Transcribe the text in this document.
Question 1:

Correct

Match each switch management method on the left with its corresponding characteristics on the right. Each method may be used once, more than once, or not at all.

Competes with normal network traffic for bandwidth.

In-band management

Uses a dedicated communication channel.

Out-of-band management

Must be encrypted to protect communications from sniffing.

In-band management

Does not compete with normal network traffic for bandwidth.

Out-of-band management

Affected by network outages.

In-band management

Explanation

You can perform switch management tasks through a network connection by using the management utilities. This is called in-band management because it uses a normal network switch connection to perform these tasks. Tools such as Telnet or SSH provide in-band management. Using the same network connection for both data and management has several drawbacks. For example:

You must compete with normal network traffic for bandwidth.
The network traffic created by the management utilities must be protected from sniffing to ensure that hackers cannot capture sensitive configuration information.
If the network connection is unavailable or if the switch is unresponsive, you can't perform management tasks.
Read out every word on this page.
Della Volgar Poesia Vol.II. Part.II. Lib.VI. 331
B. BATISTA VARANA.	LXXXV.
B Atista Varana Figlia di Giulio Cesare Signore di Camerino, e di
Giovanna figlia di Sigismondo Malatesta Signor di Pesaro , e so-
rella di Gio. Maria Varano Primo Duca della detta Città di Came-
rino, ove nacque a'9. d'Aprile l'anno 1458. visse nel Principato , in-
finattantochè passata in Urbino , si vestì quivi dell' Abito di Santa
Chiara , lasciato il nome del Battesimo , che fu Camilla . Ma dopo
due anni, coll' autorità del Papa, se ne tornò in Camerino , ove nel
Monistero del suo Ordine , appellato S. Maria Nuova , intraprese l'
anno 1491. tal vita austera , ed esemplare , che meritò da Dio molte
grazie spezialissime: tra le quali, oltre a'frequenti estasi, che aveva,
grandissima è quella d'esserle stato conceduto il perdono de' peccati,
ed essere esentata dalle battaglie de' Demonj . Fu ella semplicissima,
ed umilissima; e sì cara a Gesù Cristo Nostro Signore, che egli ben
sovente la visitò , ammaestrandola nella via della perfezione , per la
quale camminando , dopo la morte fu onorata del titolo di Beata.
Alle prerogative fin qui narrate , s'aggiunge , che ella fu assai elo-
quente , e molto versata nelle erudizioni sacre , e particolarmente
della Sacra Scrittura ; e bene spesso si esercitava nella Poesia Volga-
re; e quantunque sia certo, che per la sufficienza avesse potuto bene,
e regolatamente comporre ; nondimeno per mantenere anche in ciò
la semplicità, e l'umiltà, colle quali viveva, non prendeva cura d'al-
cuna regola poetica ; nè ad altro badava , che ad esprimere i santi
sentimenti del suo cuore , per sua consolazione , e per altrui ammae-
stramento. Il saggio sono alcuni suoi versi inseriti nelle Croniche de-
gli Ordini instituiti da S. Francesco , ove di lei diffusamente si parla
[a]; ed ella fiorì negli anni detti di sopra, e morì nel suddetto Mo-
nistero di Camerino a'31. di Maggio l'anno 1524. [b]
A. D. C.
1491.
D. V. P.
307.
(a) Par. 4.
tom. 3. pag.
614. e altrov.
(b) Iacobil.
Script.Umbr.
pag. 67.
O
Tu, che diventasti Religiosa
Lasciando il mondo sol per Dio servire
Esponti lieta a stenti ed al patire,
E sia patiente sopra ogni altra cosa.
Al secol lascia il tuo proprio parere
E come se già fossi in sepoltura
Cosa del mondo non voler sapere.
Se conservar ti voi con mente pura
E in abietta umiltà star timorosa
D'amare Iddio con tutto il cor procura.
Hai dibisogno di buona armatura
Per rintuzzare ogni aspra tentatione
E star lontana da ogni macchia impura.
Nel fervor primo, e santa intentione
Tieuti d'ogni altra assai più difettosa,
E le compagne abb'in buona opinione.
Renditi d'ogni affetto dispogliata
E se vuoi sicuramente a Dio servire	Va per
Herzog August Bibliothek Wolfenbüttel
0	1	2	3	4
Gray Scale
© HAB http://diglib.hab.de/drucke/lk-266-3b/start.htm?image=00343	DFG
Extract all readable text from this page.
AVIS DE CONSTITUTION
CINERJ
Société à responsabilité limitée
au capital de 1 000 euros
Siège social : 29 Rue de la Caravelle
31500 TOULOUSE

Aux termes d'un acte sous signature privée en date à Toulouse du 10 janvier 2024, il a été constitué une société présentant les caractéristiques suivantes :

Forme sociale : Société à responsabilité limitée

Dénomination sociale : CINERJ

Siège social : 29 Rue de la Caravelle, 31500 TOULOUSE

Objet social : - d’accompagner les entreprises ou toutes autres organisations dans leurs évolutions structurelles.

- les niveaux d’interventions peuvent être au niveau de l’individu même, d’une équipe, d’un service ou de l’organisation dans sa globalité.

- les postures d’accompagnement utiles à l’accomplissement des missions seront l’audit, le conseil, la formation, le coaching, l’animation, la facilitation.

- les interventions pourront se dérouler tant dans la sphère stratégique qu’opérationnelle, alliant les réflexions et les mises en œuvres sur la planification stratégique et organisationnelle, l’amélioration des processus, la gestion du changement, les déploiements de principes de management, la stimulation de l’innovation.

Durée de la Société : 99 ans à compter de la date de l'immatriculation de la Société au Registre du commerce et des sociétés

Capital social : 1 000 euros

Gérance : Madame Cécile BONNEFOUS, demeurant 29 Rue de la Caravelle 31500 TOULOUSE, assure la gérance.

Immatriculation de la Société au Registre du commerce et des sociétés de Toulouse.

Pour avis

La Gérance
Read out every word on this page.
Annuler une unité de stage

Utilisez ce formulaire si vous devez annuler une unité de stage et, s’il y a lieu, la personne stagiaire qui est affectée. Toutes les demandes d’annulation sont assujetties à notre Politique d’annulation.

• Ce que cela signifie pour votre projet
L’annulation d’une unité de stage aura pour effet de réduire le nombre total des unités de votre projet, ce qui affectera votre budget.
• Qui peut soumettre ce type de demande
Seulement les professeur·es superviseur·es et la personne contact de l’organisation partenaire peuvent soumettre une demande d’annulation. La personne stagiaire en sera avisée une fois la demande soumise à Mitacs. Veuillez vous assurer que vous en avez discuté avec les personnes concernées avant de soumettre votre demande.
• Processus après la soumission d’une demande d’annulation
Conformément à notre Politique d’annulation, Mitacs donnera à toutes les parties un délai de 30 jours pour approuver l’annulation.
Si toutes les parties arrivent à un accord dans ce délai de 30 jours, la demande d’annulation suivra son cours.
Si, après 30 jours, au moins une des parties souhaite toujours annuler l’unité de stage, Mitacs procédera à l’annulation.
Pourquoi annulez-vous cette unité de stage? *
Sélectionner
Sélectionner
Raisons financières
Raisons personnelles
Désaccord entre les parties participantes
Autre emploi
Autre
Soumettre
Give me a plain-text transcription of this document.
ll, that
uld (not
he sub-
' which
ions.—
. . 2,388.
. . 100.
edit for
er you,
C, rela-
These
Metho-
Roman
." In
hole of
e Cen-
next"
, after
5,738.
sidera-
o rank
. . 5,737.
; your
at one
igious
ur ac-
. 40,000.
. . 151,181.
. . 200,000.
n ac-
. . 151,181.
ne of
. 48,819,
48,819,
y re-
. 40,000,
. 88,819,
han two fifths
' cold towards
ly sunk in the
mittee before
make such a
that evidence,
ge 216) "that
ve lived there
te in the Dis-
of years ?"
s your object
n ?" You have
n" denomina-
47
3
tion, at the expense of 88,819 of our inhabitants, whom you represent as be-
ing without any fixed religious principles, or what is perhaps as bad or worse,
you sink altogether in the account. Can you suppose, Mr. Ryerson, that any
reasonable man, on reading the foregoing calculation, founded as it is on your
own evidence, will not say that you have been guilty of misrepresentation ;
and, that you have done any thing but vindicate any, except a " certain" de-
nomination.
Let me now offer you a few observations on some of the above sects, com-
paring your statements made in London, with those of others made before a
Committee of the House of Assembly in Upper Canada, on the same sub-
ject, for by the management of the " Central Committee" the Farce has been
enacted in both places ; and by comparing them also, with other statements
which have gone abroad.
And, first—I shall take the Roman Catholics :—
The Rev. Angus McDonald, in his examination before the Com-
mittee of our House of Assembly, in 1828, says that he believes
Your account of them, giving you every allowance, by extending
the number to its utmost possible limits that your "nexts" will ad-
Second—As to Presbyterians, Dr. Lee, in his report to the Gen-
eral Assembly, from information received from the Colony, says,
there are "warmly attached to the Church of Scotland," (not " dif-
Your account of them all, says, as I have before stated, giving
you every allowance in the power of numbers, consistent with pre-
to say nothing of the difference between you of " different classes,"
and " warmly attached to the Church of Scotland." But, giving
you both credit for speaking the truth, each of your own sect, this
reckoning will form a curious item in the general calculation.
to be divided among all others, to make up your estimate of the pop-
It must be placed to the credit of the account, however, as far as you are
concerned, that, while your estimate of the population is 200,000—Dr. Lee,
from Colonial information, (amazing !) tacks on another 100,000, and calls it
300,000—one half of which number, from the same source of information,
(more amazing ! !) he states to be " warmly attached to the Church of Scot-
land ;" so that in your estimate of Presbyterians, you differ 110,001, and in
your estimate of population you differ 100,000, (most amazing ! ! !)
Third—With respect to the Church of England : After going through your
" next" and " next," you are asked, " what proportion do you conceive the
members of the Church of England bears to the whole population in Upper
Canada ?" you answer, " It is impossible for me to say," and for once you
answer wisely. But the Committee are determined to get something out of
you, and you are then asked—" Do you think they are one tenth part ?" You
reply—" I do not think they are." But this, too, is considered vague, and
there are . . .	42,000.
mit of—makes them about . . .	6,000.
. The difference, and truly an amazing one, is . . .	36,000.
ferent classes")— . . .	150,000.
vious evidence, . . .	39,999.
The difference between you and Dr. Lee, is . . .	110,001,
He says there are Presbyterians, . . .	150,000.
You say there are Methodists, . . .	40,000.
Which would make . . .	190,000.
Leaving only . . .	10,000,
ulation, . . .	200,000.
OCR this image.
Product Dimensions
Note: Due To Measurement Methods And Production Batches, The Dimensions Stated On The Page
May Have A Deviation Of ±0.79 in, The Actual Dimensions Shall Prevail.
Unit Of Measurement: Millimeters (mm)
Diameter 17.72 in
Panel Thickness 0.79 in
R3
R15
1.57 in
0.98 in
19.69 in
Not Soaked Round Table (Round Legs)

◆ **What is required**: Return exactly the lines of the data, and only those, from the line with "OCR this image." through the last line, inclusive.

◆ **Response to the exercise**:
OCR this image.
Product Dimensions
Note: Due To Measurement Methods And Production Batches, The Dimensions Stated On The Page
May Have A Deviation Of ±0.79 in, The Actual Dimensions Shall Prevail.
Unit Of Measurement: Millimeters (mm)
Diameter 17.72 in
Panel Thickness 0.79 in
R3
R15
1.57 in
0.98 in
19.69 in
Not Soaked Round Table (Round Legs)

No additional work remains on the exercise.